■ **Stated problem**
Please write out the data below again, renaming every "player-name" to "player-surname" and leaving everything else unchanged.

■ **Record set**
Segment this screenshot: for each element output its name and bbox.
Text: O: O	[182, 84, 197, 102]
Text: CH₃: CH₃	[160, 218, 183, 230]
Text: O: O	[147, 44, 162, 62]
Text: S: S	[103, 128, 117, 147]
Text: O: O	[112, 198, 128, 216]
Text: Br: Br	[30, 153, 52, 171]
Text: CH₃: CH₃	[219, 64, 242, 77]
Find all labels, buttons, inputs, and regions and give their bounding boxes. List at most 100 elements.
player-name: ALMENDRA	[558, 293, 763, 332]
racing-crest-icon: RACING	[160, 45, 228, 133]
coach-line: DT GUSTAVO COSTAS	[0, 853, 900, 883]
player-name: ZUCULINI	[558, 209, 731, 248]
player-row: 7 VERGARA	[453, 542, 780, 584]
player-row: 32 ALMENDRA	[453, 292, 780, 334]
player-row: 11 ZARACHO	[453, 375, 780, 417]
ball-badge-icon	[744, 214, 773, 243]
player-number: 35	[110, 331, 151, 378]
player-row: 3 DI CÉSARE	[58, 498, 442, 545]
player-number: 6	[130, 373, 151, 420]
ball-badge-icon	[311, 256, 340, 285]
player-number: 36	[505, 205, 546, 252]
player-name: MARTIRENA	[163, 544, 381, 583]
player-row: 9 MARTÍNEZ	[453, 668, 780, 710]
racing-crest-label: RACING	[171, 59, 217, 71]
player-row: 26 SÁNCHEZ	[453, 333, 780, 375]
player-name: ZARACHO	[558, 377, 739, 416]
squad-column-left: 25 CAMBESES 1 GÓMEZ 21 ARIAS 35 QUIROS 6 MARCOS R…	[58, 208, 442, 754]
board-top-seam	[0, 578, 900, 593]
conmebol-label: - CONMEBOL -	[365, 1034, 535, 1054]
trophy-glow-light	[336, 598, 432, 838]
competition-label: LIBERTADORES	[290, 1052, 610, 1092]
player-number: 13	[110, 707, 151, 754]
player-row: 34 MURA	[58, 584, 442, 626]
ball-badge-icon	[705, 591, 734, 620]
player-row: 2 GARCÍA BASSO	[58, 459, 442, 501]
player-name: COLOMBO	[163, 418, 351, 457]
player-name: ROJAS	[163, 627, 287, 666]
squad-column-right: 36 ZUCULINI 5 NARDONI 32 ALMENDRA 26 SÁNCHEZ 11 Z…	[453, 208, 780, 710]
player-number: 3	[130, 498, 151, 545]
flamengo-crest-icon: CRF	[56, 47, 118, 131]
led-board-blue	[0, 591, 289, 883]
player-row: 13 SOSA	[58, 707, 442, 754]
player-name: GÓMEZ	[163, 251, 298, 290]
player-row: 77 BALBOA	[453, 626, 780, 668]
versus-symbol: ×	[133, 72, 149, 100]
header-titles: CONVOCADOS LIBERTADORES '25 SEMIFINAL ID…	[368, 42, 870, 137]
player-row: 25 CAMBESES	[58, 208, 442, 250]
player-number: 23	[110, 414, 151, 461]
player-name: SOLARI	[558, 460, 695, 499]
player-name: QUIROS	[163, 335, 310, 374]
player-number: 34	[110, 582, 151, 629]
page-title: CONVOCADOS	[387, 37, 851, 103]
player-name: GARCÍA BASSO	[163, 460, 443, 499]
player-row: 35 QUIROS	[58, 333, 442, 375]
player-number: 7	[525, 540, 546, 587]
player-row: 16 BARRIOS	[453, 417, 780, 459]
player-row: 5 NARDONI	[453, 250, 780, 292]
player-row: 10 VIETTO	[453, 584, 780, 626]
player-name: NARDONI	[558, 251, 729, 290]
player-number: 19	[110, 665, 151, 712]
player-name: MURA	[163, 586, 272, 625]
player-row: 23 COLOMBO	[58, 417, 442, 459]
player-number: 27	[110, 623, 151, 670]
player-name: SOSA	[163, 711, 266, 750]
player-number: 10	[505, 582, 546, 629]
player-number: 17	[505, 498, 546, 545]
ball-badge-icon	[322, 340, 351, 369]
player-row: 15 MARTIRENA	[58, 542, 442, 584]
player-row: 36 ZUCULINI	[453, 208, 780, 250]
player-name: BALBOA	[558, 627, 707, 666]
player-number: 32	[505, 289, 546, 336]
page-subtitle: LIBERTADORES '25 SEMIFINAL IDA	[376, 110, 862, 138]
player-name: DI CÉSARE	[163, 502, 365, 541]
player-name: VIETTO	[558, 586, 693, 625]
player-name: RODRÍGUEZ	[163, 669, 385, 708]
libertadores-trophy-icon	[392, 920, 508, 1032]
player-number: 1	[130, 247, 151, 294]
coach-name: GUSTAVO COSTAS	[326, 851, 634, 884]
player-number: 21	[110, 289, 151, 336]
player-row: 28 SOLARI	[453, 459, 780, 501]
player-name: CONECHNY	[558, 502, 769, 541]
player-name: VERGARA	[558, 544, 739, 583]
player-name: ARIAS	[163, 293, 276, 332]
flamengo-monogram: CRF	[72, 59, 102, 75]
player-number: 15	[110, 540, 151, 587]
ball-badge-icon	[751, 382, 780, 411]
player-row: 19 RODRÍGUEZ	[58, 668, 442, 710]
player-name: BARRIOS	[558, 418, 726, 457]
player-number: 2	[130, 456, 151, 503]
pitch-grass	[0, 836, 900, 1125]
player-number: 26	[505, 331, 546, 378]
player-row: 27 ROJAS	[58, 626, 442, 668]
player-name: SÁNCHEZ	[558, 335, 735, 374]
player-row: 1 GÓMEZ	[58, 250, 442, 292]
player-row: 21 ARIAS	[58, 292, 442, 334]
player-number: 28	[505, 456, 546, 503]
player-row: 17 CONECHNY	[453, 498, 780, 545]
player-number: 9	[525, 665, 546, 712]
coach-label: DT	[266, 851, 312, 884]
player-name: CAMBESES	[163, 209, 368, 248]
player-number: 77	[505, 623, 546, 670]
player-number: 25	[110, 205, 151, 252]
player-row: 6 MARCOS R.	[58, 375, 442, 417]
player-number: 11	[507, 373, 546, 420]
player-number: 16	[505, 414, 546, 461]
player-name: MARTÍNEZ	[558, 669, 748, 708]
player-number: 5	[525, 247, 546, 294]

■ **Solution to the exercise**
Segment this screenshot: for each element output its name and bbox.
Text: O: O	[182, 84, 197, 102]
Text: CH₃: CH₃	[160, 218, 183, 230]
Text: O: O	[147, 44, 162, 62]
Text: S: S	[103, 128, 117, 147]
Text: O: O	[112, 198, 128, 216]
Text: Br: Br	[30, 153, 52, 171]
Text: CH₃: CH₃	[219, 64, 242, 77]
Find all labels, buttons, inputs, and regions and give their bounding boxes. List at most 100 elements.
player-surname: ALMENDRA	[558, 293, 763, 332]
racing-crest-icon: RACING	[160, 45, 228, 133]
coach-line: DT GUSTAVO COSTAS	[0, 853, 900, 883]
player-surname: ZUCULINI	[558, 209, 731, 248]
player-row: 7 VERGARA	[453, 542, 780, 584]
player-row: 32 ALMENDRA	[453, 292, 780, 334]
player-row: 11 ZARACHO	[453, 375, 780, 417]
ball-badge-icon	[744, 214, 773, 243]
player-number: 35	[110, 331, 151, 378]
player-row: 3 DI CÉSARE	[58, 498, 442, 545]
player-number: 6	[130, 373, 151, 420]
ball-badge-icon	[311, 256, 340, 285]
player-number: 36	[505, 205, 546, 252]
player-surname: MARTIRENA	[163, 544, 381, 583]
player-row: 9 MARTÍNEZ	[453, 668, 780, 710]
racing-crest-label: RACING	[171, 59, 217, 71]
player-row: 26 SÁNCHEZ	[453, 333, 780, 375]
player-surname: ZARACHO	[558, 377, 739, 416]
squad-column-left: 25 CAMBESES 1 GÓMEZ 21 ARIAS 35 QUIROS 6 MARCOS R…	[58, 208, 442, 754]
board-top-seam	[0, 578, 900, 593]
conmebol-label: - CONMEBOL -	[365, 1034, 535, 1054]
trophy-glow-light	[336, 598, 432, 838]
competition-label: LIBERTADORES	[290, 1052, 610, 1092]
player-number: 13	[110, 707, 151, 754]
player-row: 34 MURA	[58, 584, 442, 626]
ball-badge-icon	[705, 591, 734, 620]
player-row: 2 GARCÍA BASSO	[58, 459, 442, 501]
player-surname: COLOMBO	[163, 418, 351, 457]
player-surname: ROJAS	[163, 627, 287, 666]
squad-column-right: 36 ZUCULINI 5 NARDONI 32 ALMENDRA 26 SÁNCHEZ 11 Z…	[453, 208, 780, 710]
player-number: 3	[130, 498, 151, 545]
flamengo-crest-icon: CRF	[56, 47, 118, 131]
led-board-blue	[0, 591, 289, 883]
player-row: 13 SOSA	[58, 707, 442, 754]
player-surname: GÓMEZ	[163, 251, 298, 290]
player-row: 77 BALBOA	[453, 626, 780, 668]
versus-symbol: ×	[133, 72, 149, 100]
header-titles: CONVOCADOS LIBERTADORES '25 SEMIFINAL ID…	[368, 42, 870, 137]
player-row: 25 CAMBESES	[58, 208, 442, 250]
player-number: 23	[110, 414, 151, 461]
player-surname: SOLARI	[558, 460, 695, 499]
player-surname: QUIROS	[163, 335, 310, 374]
player-number: 34	[110, 582, 151, 629]
page-title: CONVOCADOS	[387, 37, 851, 103]
player-surname: GARCÍA BASSO	[163, 460, 443, 499]
player-row: 35 QUIROS	[58, 333, 442, 375]
player-number: 7	[525, 540, 546, 587]
player-row: 16 BARRIOS	[453, 417, 780, 459]
player-row: 5 NARDONI	[453, 250, 780, 292]
player-row: 10 VIETTO	[453, 584, 780, 626]
player-surname: NARDONI	[558, 251, 729, 290]
player-number: 19	[110, 665, 151, 712]
player-surname: MURA	[163, 586, 272, 625]
player-row: 23 COLOMBO	[58, 417, 442, 459]
player-number: 27	[110, 623, 151, 670]
player-surname: SOSA	[163, 711, 266, 750]
player-number: 10	[505, 582, 546, 629]
player-number: 17	[505, 498, 546, 545]
ball-badge-icon	[322, 340, 351, 369]
player-row: 15 MARTIRENA	[58, 542, 442, 584]
player-row: 36 ZUCULINI	[453, 208, 780, 250]
player-surname: BALBOA	[558, 627, 707, 666]
player-number: 32	[505, 289, 546, 336]
page-subtitle: LIBERTADORES '25 SEMIFINAL IDA	[376, 110, 862, 138]
player-surname: DI CÉSARE	[163, 502, 365, 541]
player-surname: VIETTO	[558, 586, 693, 625]
player-surname: RODRÍGUEZ	[163, 669, 385, 708]
libertadores-trophy-icon	[392, 920, 508, 1032]
player-number: 1	[130, 247, 151, 294]
coach-name: GUSTAVO COSTAS	[326, 851, 634, 884]
player-number: 21	[110, 289, 151, 336]
player-row: 28 SOLARI	[453, 459, 780, 501]
player-surname: CONECHNY	[558, 502, 769, 541]
player-surname: VERGARA	[558, 544, 739, 583]
player-surname: ARIAS	[163, 293, 276, 332]
flamengo-monogram: CRF	[72, 59, 102, 75]
player-number: 15	[110, 540, 151, 587]
ball-badge-icon	[751, 382, 780, 411]
player-row: 19 RODRÍGUEZ	[58, 668, 442, 710]
player-surname: BARRIOS	[558, 418, 726, 457]
player-number: 2	[130, 456, 151, 503]
pitch-grass	[0, 836, 900, 1125]
player-number: 26	[505, 331, 546, 378]
player-row: 27 ROJAS	[58, 626, 442, 668]
player-surname: SÁNCHEZ	[558, 335, 735, 374]
player-row: 1 GÓMEZ	[58, 250, 442, 292]
player-row: 21 ARIAS	[58, 292, 442, 334]
player-number: 28	[505, 456, 546, 503]
player-row: 17 CONECHNY	[453, 498, 780, 545]
player-number: 9	[525, 665, 546, 712]
coach-label: DT	[266, 851, 312, 884]
player-surname: CAMBESES	[163, 209, 368, 248]
player-number: 77	[505, 623, 546, 670]
player-number: 25	[110, 205, 151, 252]
player-row: 6 MARCOS R.	[58, 375, 442, 417]
player-number: 11	[507, 373, 546, 420]
player-number: 16	[505, 414, 546, 461]
player-surname: MARTÍNEZ	[558, 669, 748, 708]
player-number: 5	[525, 247, 546, 294]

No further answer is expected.